------ Supplied records

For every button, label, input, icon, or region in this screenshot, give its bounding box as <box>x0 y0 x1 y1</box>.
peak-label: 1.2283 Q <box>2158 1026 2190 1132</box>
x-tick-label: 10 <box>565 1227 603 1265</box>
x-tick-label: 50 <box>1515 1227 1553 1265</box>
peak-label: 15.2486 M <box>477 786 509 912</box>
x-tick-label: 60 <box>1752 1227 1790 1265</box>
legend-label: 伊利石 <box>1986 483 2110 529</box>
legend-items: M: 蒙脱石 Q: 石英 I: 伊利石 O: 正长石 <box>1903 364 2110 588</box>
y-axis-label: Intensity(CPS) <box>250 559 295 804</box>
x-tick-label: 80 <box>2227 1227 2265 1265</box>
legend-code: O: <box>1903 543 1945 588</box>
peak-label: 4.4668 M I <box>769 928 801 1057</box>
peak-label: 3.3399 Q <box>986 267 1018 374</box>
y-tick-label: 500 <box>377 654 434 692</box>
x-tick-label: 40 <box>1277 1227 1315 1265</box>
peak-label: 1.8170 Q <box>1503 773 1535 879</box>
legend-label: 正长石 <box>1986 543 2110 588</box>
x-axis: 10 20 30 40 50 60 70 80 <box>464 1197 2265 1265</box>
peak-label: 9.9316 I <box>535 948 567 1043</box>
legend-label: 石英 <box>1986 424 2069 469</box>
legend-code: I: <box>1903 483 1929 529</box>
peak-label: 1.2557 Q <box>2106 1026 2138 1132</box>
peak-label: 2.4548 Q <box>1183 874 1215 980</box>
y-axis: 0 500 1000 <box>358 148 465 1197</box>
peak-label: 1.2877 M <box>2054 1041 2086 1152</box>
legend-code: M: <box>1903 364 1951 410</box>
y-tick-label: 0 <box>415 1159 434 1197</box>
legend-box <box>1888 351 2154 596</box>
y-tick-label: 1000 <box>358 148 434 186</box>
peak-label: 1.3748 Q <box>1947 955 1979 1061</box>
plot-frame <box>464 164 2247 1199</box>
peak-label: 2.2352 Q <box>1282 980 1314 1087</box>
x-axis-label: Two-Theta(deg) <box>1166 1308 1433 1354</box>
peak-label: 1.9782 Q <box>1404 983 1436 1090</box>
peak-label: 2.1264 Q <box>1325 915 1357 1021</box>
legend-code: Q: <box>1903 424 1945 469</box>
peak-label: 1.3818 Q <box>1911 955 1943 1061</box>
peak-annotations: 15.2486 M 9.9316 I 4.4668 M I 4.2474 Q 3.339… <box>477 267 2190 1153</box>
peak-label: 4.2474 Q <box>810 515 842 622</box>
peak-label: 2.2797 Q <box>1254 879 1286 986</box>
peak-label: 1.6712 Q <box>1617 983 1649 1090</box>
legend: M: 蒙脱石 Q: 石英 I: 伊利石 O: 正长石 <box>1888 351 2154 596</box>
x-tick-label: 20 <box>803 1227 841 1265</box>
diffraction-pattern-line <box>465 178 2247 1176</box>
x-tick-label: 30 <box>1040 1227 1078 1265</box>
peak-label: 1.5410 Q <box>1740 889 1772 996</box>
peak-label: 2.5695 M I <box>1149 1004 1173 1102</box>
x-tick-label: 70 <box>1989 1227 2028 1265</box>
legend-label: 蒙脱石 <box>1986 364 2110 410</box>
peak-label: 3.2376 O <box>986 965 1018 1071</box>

------------

— Instructions for the task —
Express everything from the start of the rows down to the line containing "x-tick-label: 10 <box>565 1227 603 1265</box>" as a Markdown table, with a column headed Row for each line's number and a column headed Line for its text; leave out blank lines.

— Exercise answer —
| Row | Line |
|---|---|
| 1 | For every button, label, input, icon, or region in this screenshot, give its bounding box as <box>x0 y0 x1 y1</box>. |
| 2 | peak-label: 1.2283 Q <box>2158 1026 2190 1132</box> |
| 3 | x-tick-label: 10 <box>565 1227 603 1265</box> |